ENTRIES SUPPLIED:

_ _ _ _

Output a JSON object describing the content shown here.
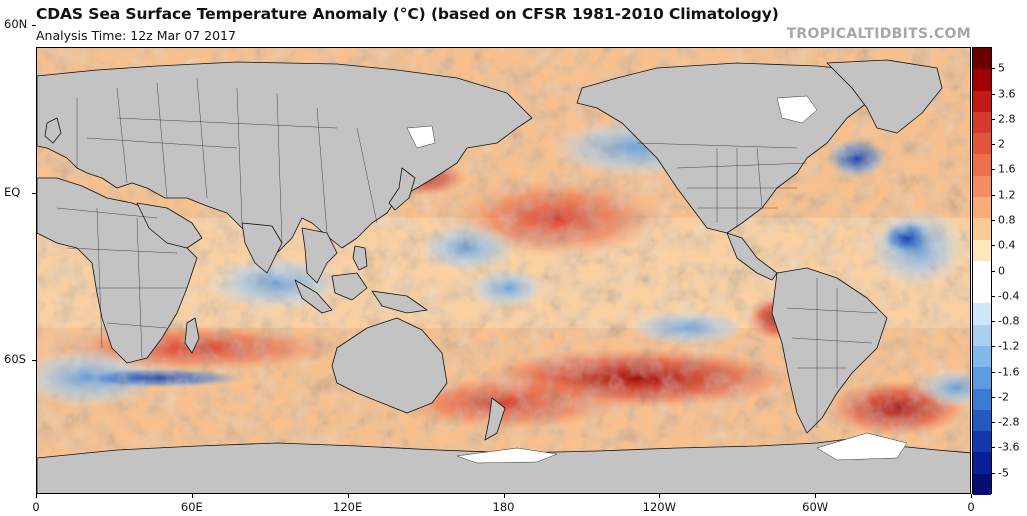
{
  "header": {
    "title": "CDAS Sea Surface Temperature Anomaly (°C) (based on CFSR 1981-2010 Climatology)",
    "subtitle": "Analysis Time: 12z Mar 07 2017",
    "brand": "TROPICALTIDBITS.COM"
  },
  "map": {
    "projection": "cylindrical-equidistant",
    "lon_range": [
      0,
      360
    ],
    "lat_range": [
      -80,
      80
    ],
    "land_color": "#c3c3c3",
    "ice_color": "#ffffff",
    "lat_labels": [
      {
        "lat": 60,
        "text": "60N"
      },
      {
        "lat": 0,
        "text": "EQ"
      },
      {
        "lat": -60,
        "text": "60S"
      }
    ],
    "lon_labels": [
      {
        "lon": 0,
        "text": "0"
      },
      {
        "lon": 60,
        "text": "60E"
      },
      {
        "lon": 120,
        "text": "120E"
      },
      {
        "lon": 180,
        "text": "180"
      },
      {
        "lon": 240,
        "text": "120W"
      },
      {
        "lon": 300,
        "text": "60W"
      },
      {
        "lon": 360,
        "text": "0"
      }
    ]
  },
  "colorbar": {
    "unit": "°C",
    "labels": [
      "5",
      "3.6",
      "2.8",
      "2",
      "1.6",
      "1.2",
      "0.8",
      "0.4",
      "0",
      "-0.4",
      "-0.8",
      "-1.2",
      "-1.6",
      "-2",
      "-2.8",
      "-3.6",
      "-5"
    ],
    "colors": [
      "#6b0000",
      "#a00000",
      "#c21a14",
      "#d63a2c",
      "#e2553c",
      "#ea6f4c",
      "#f18d60",
      "#f6ab78",
      "#fbcb95",
      "#fde6bd",
      "#ffffff",
      "#ffffff",
      "#cfe6f8",
      "#a9d0f1",
      "#82b8ea",
      "#5c9be0",
      "#3a7bd3",
      "#2459c2",
      "#1339ad",
      "#0a1f95",
      "#050c73"
    ]
  }
}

_ _ _ _

TASK DIRECTIONS:
Write out the full set of lines verbatim, without the pictures.

EXERCISE RESPONSE:
Output a JSON object describing the content shown here.
{
  "header": {
    "title": "CDAS Sea Surface Temperature Anomaly (°C) (based on CFSR 1981-2010 Climatology)",
    "subtitle": "Analysis Time: 12z Mar 07 2017",
    "brand": "TROPICALTIDBITS.COM"
  },
  "map": {
    "projection": "cylindrical-equidistant",
    "lon_range": [
      0,
      360
    ],
    "lat_range": [
      -80,
      80
    ],
    "land_color": "#c3c3c3",
    "ice_color": "#ffffff",
    "lat_labels": [
      {
        "lat": 60,
        "text": "60N"
      },
      {
        "lat": 0,
        "text": "EQ"
      },
      {
        "lat": -60,
        "text": "60S"
      }
    ],
    "lon_labels": [
      {
        "lon": 0,
        "text": "0"
      },
      {
        "lon": 60,
        "text": "60E"
      },
      {
        "lon": 120,
        "text": "120E"
      },
      {
        "lon": 180,
        "text": "180"
      },
      {
        "lon": 240,
        "text": "120W"
      },
      {
        "lon": 300,
        "text": "60W"
      },
      {
        "lon": 360,
        "text": "0"
      }
    ]
  },
  "colorbar": {
    "unit": "°C",
    "labels": [
      "5",
      "3.6",
      "2.8",
      "2",
      "1.6",
      "1.2",
      "0.8",
      "0.4",
      "0",
      "-0.4",
      "-0.8",
      "-1.2",
      "-1.6",
      "-2",
      "-2.8",
      "-3.6",
      "-5"
    ],
    "colors": [
      "#6b0000",
      "#a00000",
      "#c21a14",
      "#d63a2c",
      "#e2553c",
      "#ea6f4c",
      "#f18d60",
      "#f6ab78",
      "#fbcb95",
      "#fde6bd",
      "#ffffff",
      "#ffffff",
      "#cfe6f8",
      "#a9d0f1",
      "#82b8ea",
      "#5c9be0",
      "#3a7bd3",
      "#2459c2",
      "#1339ad",
      "#0a1f95",
      "#050c73"
    ]
  }
}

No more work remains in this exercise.